======== MATERIAL PROVIDED

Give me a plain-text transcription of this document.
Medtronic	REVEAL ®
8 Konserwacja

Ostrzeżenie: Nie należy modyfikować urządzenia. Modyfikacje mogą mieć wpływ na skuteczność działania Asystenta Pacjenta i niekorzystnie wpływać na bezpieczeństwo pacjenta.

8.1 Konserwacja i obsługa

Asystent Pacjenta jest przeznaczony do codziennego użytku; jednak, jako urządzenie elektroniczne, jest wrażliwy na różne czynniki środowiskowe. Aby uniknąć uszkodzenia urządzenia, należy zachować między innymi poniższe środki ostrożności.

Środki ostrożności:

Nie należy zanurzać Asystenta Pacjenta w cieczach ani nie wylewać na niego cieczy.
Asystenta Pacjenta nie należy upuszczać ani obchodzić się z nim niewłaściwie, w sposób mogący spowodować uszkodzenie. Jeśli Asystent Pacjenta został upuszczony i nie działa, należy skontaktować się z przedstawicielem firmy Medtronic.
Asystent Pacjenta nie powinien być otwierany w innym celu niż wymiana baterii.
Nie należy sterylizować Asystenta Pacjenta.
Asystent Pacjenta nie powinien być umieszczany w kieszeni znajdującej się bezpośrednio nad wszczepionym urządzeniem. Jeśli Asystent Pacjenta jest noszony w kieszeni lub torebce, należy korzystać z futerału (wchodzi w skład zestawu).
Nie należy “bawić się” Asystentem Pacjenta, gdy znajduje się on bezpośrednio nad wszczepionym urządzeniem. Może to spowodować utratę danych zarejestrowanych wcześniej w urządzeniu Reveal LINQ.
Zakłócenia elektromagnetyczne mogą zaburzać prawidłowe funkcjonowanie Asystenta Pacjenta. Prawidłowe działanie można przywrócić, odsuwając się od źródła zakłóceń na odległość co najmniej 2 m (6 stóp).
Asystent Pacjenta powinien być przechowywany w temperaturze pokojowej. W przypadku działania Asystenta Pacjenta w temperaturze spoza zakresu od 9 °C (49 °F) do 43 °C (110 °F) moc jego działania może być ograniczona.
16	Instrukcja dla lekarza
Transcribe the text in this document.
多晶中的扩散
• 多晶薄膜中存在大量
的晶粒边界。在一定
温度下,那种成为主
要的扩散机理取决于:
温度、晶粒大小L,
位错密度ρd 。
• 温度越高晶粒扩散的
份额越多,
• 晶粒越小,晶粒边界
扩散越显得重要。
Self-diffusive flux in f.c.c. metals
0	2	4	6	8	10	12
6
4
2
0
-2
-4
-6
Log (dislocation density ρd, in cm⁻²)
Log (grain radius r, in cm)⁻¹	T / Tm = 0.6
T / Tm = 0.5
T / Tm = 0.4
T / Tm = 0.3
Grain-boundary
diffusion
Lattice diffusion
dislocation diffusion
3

================

**CHALLENGE**
Restate the data above word for word.

**EXERCISE RESPONSE**
Give me a plain-text transcription of this document.
Medtronic	REVEAL ®
8 Konserwacja

Ostrzeżenie: Nie należy modyfikować urządzenia. Modyfikacje mogą mieć wpływ na skuteczność działania Asystenta Pacjenta i niekorzystnie wpływać na bezpieczeństwo pacjenta.

8.1 Konserwacja i obsługa

Asystent Pacjenta jest przeznaczony do codziennego użytku; jednak, jako urządzenie elektroniczne, jest wrażliwy na różne czynniki środowiskowe. Aby uniknąć uszkodzenia urządzenia, należy zachować między innymi poniższe środki ostrożności.

Środki ostrożności:

Nie należy zanurzać Asystenta Pacjenta w cieczach ani nie wylewać na niego cieczy.
Asystenta Pacjenta nie należy upuszczać ani obchodzić się z nim niewłaściwie, w sposób mogący spowodować uszkodzenie. Jeśli Asystent Pacjenta został upuszczony i nie działa, należy skontaktować się z przedstawicielem firmy Medtronic.
Asystent Pacjenta nie powinien być otwierany w innym celu niż wymiana baterii.
Nie należy sterylizować Asystenta Pacjenta.
Asystent Pacjenta nie powinien być umieszczany w kieszeni znajdującej się bezpośrednio nad wszczepionym urządzeniem. Jeśli Asystent Pacjenta jest noszony w kieszeni lub torebce, należy korzystać z futerału (wchodzi w skład zestawu).
Nie należy “bawić się” Asystentem Pacjenta, gdy znajduje się on bezpośrednio nad wszczepionym urządzeniem. Może to spowodować utratę danych zarejestrowanych wcześniej w urządzeniu Reveal LINQ.
Zakłócenia elektromagnetyczne mogą zaburzać prawidłowe funkcjonowanie Asystenta Pacjenta. Prawidłowe działanie można przywrócić, odsuwając się od źródła zakłóceń na odległość co najmniej 2 m (6 stóp).
Asystent Pacjenta powinien być przechowywany w temperaturze pokojowej. W przypadku działania Asystenta Pacjenta w temperaturze spoza zakresu od 9 °C (49 °F) do 43 °C (110 °F) moc jego działania może być ograniczona.
16	Instrukcja dla lekarza
Transcribe the text in this document.
多晶中的扩散
• 多晶薄膜中存在大量
的晶粒边界。在一定
温度下,那种成为主
要的扩散机理取决于:
温度、晶粒大小L,
位错密度ρd 。
• 温度越高晶粒扩散的
份额越多,
• 晶粒越小,晶粒边界
扩散越显得重要。
Self-diffusive flux in f.c.c. metals
0	2	4	6	8	10	12
6
4
2
0
-2
-4
-6
Log (dislocation density ρd, in cm⁻²)
Log (grain radius r, in cm)⁻¹	T / Tm = 0.6
T / Tm = 0.5
T / Tm = 0.4
T / Tm = 0.3
Grain-boundary
diffusion
Lattice diffusion
dislocation diffusion
3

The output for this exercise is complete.